- Information provided:
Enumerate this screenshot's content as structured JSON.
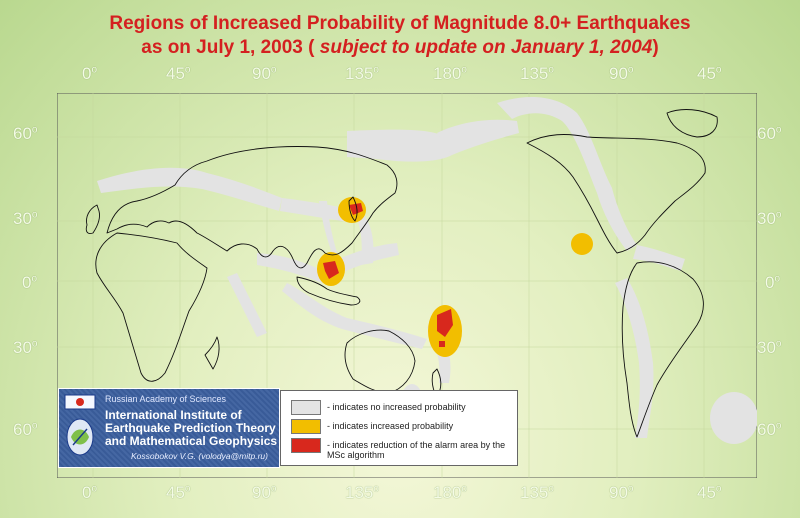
{
  "title": {
    "line1": "Regions of Increased Probability of Magnitude 8.0+ Earthquakes",
    "line2_a": "as on July 1, 2003 ( ",
    "line2_b": "subject to update on January 1, 2004",
    "line2_c": ")"
  },
  "longitude_ticks": [
    "0",
    "45",
    "90",
    "135",
    "180",
    "135",
    "90",
    "45"
  ],
  "latitude_ticks": [
    "60",
    "30",
    "0",
    "30",
    "60"
  ],
  "degree_symbol": "o",
  "institute": {
    "academy": "Russian Academy of Sciences",
    "name": "International Institute of Earthquake Prediction Theory and Mathematical Geophysics",
    "author": "Kossobokov V.G. (volodya@mitp.ru)"
  },
  "legend": [
    {
      "color": "#e3e3e3",
      "label": "- indicates no increased probability"
    },
    {
      "color": "#f2be00",
      "label": "- indicates increased probability"
    },
    {
      "color": "#d8281d",
      "label": "- indicates reduction of the alarm area by the MSc algorithm"
    }
  ],
  "colors": {
    "no_increase": "#e3e3e3",
    "increased": "#f2be00",
    "reduced": "#d8281d",
    "title": "#d42020"
  }
}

- Task directions: Transcribe all the records above word for word, without their images.

- Complete answer:
Enumerate this screenshot's content as structured JSON.
{
  "title": {
    "line1": "Regions of Increased Probability of Magnitude 8.0+ Earthquakes",
    "line2_a": "as on July 1, 2003 ( ",
    "line2_b": "subject to update on January 1, 2004",
    "line2_c": ")"
  },
  "longitude_ticks": [
    "0",
    "45",
    "90",
    "135",
    "180",
    "135",
    "90",
    "45"
  ],
  "latitude_ticks": [
    "60",
    "30",
    "0",
    "30",
    "60"
  ],
  "degree_symbol": "o",
  "institute": {
    "academy": "Russian Academy of Sciences",
    "name": "International Institute of Earthquake Prediction Theory and Mathematical Geophysics",
    "author": "Kossobokov V.G. (volodya@mitp.ru)"
  },
  "legend": [
    {
      "color": "#e3e3e3",
      "label": "- indicates no increased probability"
    },
    {
      "color": "#f2be00",
      "label": "- indicates increased probability"
    },
    {
      "color": "#d8281d",
      "label": "- indicates reduction of the alarm area by the MSc algorithm"
    }
  ],
  "colors": {
    "no_increase": "#e3e3e3",
    "increased": "#f2be00",
    "reduced": "#d8281d",
    "title": "#d42020"
  }
}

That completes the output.